** start of Document segment **

What The Bitcoin White Paper Misses – Bitcoin Magazine
This is an opinion editorial by Shinobi, a self-taught educator in the Bitcoin space and tech-oriented Bitcoin podcast host.
The Bitcoin white paper is one of the most important documents written this century to everyone reading this. Every Halloween, somewhere in the back of our minds, “this is when it happened” invades our consciousness. It really was one of those random, innocuous moments at the time that just interjected out of nowhere something that would radically shift the dynamics of the world. It laid out the framework of an idea that even today, at a ridiculously tiny size and significance in the world and its economy, has still had a massively outsized effect on this planet.
It was innocuously dropped on the cryptography mailing list at 18:10 UTC with the paper abstract and this little blurb:
I’ve been working on a new electronic cash system that’s fully peer-to-peer, with no trusted third party.
The paper is available at:
http://www.bitcoin.org/bitcoin.pdf
The main properties:
Double-spending is prevented with a peer-to-peer network.
No mint or other trusted parties.
Participants can be anonymous.
New coins are made from Hashcash style proof-of-work.
The proof-of-work for new coin generation also powers the network to prevent double-spending.
Only a relatively small handful of people saw this post or engaged with it, but that was where the first domino fell and the cascade of all the ones to come began. In that regard it is a pivotal piece of history that should be remembered and appreciated as such. But in the grand scheme of things, the white paper is not what many people in this space have held it up to be. It is not a specification of the Bitcoin protocol. It is not the definition of Bitcoin. The white paper did not actually create the Bitcoin network. The code and client that Satoshi Nakamoto released roughly two months later did.

** end of Document segment **

Task objective:
Do these statements agree with the opinion piece on the Bitcoin white paper? For each, answer yes or no and quote the words from the piece that decide it. 1. The announcement was posted to the cryptography mailing list at 18:10 UTC. 2. The white paper is what actually created the Bitcoin network. 3. A large number of people saw the original post or engaged with it.

** start of Supplied records **

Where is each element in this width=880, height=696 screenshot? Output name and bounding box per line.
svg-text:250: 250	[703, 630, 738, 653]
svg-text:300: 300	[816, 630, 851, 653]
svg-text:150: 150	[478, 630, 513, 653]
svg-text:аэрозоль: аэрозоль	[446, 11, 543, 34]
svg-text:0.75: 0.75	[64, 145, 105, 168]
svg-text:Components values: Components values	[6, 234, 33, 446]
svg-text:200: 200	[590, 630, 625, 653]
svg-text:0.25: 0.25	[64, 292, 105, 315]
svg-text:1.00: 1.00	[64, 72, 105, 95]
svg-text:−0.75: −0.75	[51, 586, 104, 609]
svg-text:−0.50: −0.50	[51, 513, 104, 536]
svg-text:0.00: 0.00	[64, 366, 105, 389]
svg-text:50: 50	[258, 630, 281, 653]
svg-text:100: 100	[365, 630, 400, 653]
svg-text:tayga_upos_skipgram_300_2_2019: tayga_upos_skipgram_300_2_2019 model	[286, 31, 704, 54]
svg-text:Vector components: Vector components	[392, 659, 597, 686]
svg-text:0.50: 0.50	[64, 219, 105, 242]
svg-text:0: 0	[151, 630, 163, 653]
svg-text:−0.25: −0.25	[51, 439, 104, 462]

** end of Supplied records **

Response to this task:
1. Yes: "It was innocuously dropped on the cryptography mailing list at 18:10 UTC"
2. No: "The white paper did not actually create the Bitcoin network."
3. No: "Only a relatively small handful of people saw this post or engaged with it"